Your task: Below is a set of records; print all of them exactly as written.

[Dataset items]
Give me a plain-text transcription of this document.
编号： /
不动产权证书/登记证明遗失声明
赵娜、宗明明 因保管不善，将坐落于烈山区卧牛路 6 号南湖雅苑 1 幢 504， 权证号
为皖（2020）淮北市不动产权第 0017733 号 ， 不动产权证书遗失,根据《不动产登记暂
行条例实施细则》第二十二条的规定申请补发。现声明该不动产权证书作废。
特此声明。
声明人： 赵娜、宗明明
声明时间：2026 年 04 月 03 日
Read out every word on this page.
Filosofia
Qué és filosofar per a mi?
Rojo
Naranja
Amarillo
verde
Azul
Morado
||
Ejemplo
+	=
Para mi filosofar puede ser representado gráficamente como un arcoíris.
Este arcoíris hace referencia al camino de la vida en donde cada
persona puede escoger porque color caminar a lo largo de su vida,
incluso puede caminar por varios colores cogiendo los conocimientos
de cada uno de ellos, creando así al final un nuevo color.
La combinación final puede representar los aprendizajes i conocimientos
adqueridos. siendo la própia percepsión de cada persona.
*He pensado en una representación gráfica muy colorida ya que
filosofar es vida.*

Reply to the exercise:
Give me a plain-text transcription of this document.
编号： /
不动产权证书/登记证明遗失声明
赵娜、宗明明 因保管不善，将坐落于烈山区卧牛路 6 号南湖雅苑 1 幢 504， 权证号
为皖（2020）淮北市不动产权第 0017733 号 ， 不动产权证书遗失,根据《不动产登记暂
行条例实施细则》第二十二条的规定申请补发。现声明该不动产权证书作废。
特此声明。
声明人： 赵娜、宗明明
声明时间：2026 年 04 月 03 日
Read out every word on this page.
Filosofia
Qué és filosofar per a mi?
Rojo
Naranja
Amarillo
verde
Azul
Morado
||
Ejemplo
+	=
Para mi filosofar puede ser representado gráficamente como un arcoíris.
Este arcoíris hace referencia al camino de la vida en donde cada
persona puede escoger porque color caminar a lo largo de su vida,
incluso puede caminar por varios colores cogiendo los conocimientos
de cada uno de ellos, creando así al final un nuevo color.
La combinación final puede representar los aprendizajes i conocimientos
adqueridos. siendo la própia percepsión de cada persona.
*He pensado en una representación gráfica muy colorida ya que
filosofar es vida.*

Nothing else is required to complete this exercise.